RECORDED DATA
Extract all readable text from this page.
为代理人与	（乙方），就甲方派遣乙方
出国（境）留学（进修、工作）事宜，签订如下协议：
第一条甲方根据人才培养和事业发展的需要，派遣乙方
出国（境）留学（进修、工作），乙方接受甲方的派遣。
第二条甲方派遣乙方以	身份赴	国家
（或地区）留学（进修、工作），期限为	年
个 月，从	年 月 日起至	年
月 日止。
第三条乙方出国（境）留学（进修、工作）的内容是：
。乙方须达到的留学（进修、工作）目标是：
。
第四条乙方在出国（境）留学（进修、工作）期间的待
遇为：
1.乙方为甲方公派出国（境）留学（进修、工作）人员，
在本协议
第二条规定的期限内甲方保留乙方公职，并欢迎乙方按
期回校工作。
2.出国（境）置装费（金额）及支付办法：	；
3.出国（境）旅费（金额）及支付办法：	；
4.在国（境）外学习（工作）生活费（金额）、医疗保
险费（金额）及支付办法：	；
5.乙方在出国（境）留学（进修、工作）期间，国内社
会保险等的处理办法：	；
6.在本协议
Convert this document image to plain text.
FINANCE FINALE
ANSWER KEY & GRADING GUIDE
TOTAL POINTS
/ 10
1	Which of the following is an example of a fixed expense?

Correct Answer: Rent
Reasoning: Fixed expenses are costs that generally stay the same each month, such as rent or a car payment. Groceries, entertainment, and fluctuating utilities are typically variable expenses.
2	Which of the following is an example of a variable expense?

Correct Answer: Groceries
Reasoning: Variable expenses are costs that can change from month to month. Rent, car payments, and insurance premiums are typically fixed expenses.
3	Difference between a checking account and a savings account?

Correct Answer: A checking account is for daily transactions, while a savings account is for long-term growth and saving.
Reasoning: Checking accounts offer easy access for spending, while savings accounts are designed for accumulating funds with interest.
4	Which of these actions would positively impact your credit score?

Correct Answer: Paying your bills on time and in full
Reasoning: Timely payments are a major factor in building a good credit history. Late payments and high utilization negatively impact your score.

SET TASK
Copy out every line of the listing that includes the string "text".

EXERCISE OUTPUT
Extract all readable text from this page.
Convert this document image to plain text.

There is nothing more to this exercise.